** Given exercise **
Leave the pictures out and transcribe every record exactly.

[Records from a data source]
#####
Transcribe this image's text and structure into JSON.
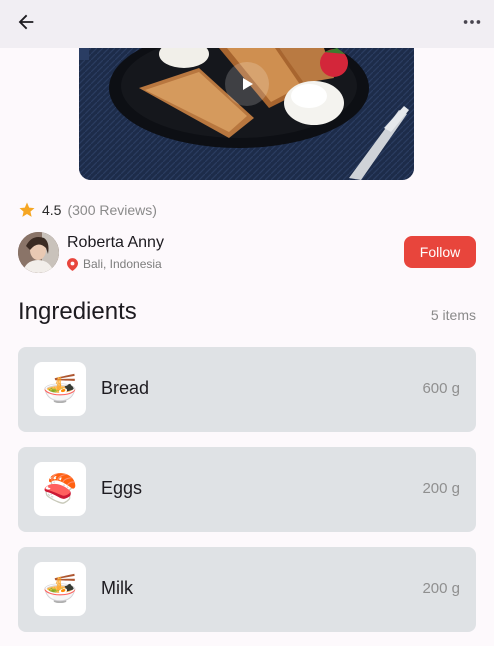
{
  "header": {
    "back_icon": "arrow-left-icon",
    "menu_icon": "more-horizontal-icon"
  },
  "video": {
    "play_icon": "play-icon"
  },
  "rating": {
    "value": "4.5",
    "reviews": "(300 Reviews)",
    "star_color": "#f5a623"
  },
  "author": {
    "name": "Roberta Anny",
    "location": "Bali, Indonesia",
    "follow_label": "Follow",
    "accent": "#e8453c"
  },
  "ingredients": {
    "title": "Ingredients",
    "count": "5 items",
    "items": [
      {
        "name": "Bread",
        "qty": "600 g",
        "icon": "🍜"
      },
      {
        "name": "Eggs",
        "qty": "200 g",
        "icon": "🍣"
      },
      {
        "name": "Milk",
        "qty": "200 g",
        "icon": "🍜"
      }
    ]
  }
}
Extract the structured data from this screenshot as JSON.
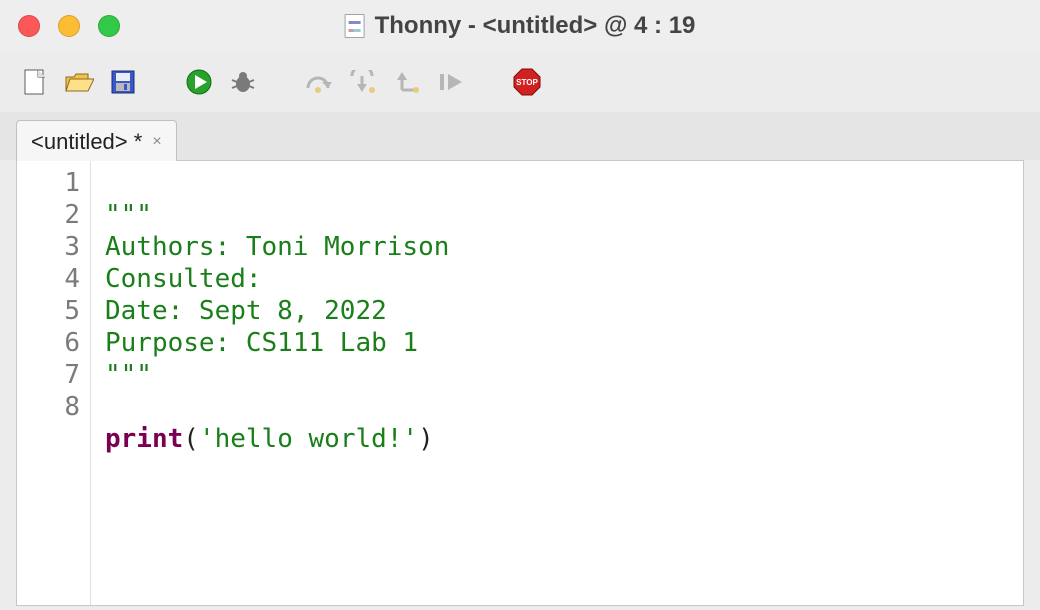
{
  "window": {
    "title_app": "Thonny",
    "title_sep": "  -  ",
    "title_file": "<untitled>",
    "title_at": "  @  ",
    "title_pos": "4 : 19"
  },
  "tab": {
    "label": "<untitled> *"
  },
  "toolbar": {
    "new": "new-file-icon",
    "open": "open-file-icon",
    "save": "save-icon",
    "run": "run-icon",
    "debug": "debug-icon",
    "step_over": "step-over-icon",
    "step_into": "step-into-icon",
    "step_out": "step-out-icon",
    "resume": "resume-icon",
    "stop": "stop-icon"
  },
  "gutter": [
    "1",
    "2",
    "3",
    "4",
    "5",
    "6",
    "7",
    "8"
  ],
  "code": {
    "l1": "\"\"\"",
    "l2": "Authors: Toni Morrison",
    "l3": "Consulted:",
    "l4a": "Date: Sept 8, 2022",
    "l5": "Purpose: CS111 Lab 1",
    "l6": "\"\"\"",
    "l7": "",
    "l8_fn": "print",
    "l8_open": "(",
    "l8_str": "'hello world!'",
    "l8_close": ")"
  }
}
#####
** The completed task **
Transcribe this image's text and structure into JSON.
{
  "header": {
    "back_icon": "arrow-left-icon",
    "menu_icon": "more-horizontal-icon"
  },
  "video": {
    "play_icon": "play-icon"
  },
  "rating": {
    "value": "4.5",
    "reviews": "(300 Reviews)",
    "star_color": "#f5a623"
  },
  "author": {
    "name": "Roberta Anny",
    "location": "Bali, Indonesia",
    "follow_label": "Follow",
    "accent": "#e8453c"
  },
  "ingredients": {
    "title": "Ingredients",
    "count": "5 items",
    "items": [
      {
        "name": "Bread",
        "qty": "600 g",
        "icon": "🍜"
      },
      {
        "name": "Eggs",
        "qty": "200 g",
        "icon": "🍣"
      },
      {
        "name": "Milk",
        "qty": "200 g",
        "icon": "🍜"
      }
    ]
  }
}
Extract the structured data from this screenshot as JSON.
{
  "window": {
    "title_app": "Thonny",
    "title_sep": "  -  ",
    "title_file": "<untitled>",
    "title_at": "  @  ",
    "title_pos": "4 : 19"
  },
  "tab": {
    "label": "<untitled> *"
  },
  "toolbar": {
    "new": "new-file-icon",
    "open": "open-file-icon",
    "save": "save-icon",
    "run": "run-icon",
    "debug": "debug-icon",
    "step_over": "step-over-icon",
    "step_into": "step-into-icon",
    "step_out": "step-out-icon",
    "resume": "resume-icon",
    "stop": "stop-icon"
  },
  "gutter": [
    "1",
    "2",
    "3",
    "4",
    "5",
    "6",
    "7",
    "8"
  ],
  "code": {
    "l1": "\"\"\"",
    "l2": "Authors: Toni Morrison",
    "l3": "Consulted:",
    "l4a": "Date: Sept 8, 2022",
    "l5": "Purpose: CS111 Lab 1",
    "l6": "\"\"\"",
    "l7": "",
    "l8_fn": "print",
    "l8_open": "(",
    "l8_str": "'hello world!'",
    "l8_close": ")"
  }
}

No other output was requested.